= PROBLEM TO WORK ON =
Pick out every line of the entries below where "consider" occurs, and copy those lines.

= RECORDS PROVIDED =
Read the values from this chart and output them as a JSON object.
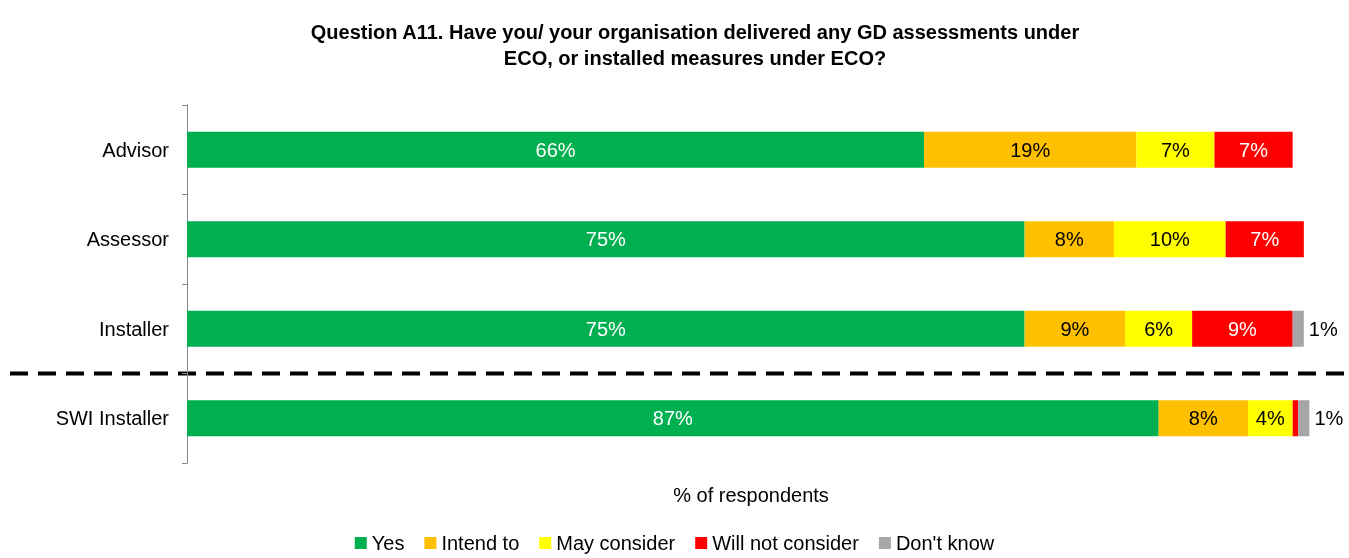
{
  "chart_data": {
    "type": "bar",
    "orientation": "horizontal",
    "stacked": true,
    "title": "Question A11. Have you/ your organisation delivered any GD assessments under\nECO, or installed measures under ECO?",
    "xlabel": "% of respondents",
    "categories": [
      "Advisor",
      "Assessor",
      "Installer",
      "SWI Installer"
    ],
    "series": [
      {
        "name": "Yes",
        "color": "#00b050",
        "values": [
          66,
          75,
          75,
          87
        ],
        "value_labels": [
          "66%",
          "75%",
          "75%",
          "87%"
        ]
      },
      {
        "name": "Intend to",
        "color": "#ffc000",
        "values": [
          19,
          8,
          9,
          8
        ],
        "value_labels": [
          "19%",
          "8%",
          "9%",
          "8%"
        ]
      },
      {
        "name": "May consider",
        "color": "#ffff00",
        "values": [
          7,
          10,
          6,
          4
        ],
        "value_labels": [
          "7%",
          "10%",
          "6%",
          "4%"
        ]
      },
      {
        "name": "Will not consider",
        "color": "#ff0000",
        "values": [
          7,
          7,
          9,
          0.5
        ],
        "value_labels": [
          "7%",
          "7%",
          "9%",
          null
        ]
      },
      {
        "name": "Don't know",
        "color": "#a6a6a6",
        "values": [
          0,
          0,
          1,
          1
        ],
        "value_labels": [
          null,
          null,
          "1%",
          "1%"
        ]
      }
    ],
    "xlim": [
      0,
      101
    ],
    "tick_labels": "y",
    "grid": false,
    "legend": "bottom"
  }
}
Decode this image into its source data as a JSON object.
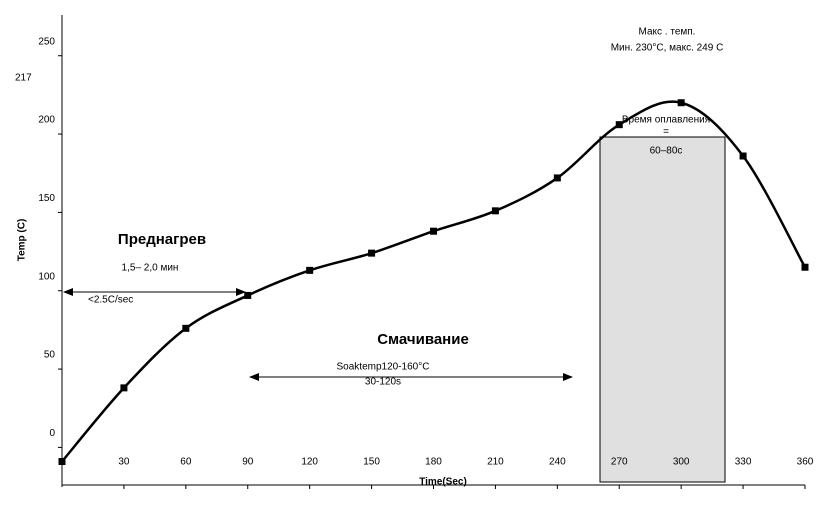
{
  "chart_data": {
    "type": "line",
    "ylabel": "Temp (C)",
    "xlabel": "Time(Sec)",
    "x": [
      0,
      30,
      60,
      90,
      120,
      150,
      180,
      210,
      240,
      270,
      300,
      330,
      360
    ],
    "series": [
      {
        "name": "Temp",
        "color": "#000000",
        "values": [
          -9,
          38,
          76,
          97,
          113,
          124,
          138,
          151,
          172,
          206,
          220,
          186,
          115
        ]
      }
    ],
    "xlim": [
      0,
      360
    ],
    "xticks": [
      30,
      60,
      90,
      120,
      150,
      180,
      210,
      240,
      270,
      300,
      330,
      360
    ],
    "ylim": [
      -24,
      276
    ],
    "yticks": [
      0,
      50,
      100,
      150,
      200,
      250
    ],
    "annotations": {
      "temp217": "217",
      "peak1": "Макс . темп.",
      "peak2": "Мин. 230°C, макс. 249 C",
      "reflow1": "Время оплавления",
      "reflow2": "=",
      "reflow3": "60–80c",
      "preheat": "Преднагрев",
      "preheatTime": "1,5– 2,0 мин",
      "rate": "<2.5C/sec",
      "soak": "Смачивание",
      "soak1": "Soaktemp120-160°C",
      "soak2": "30-120s"
    }
  }
}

= FINISHED TASK =
        "name": "May consider",
        "name": "Will not consider",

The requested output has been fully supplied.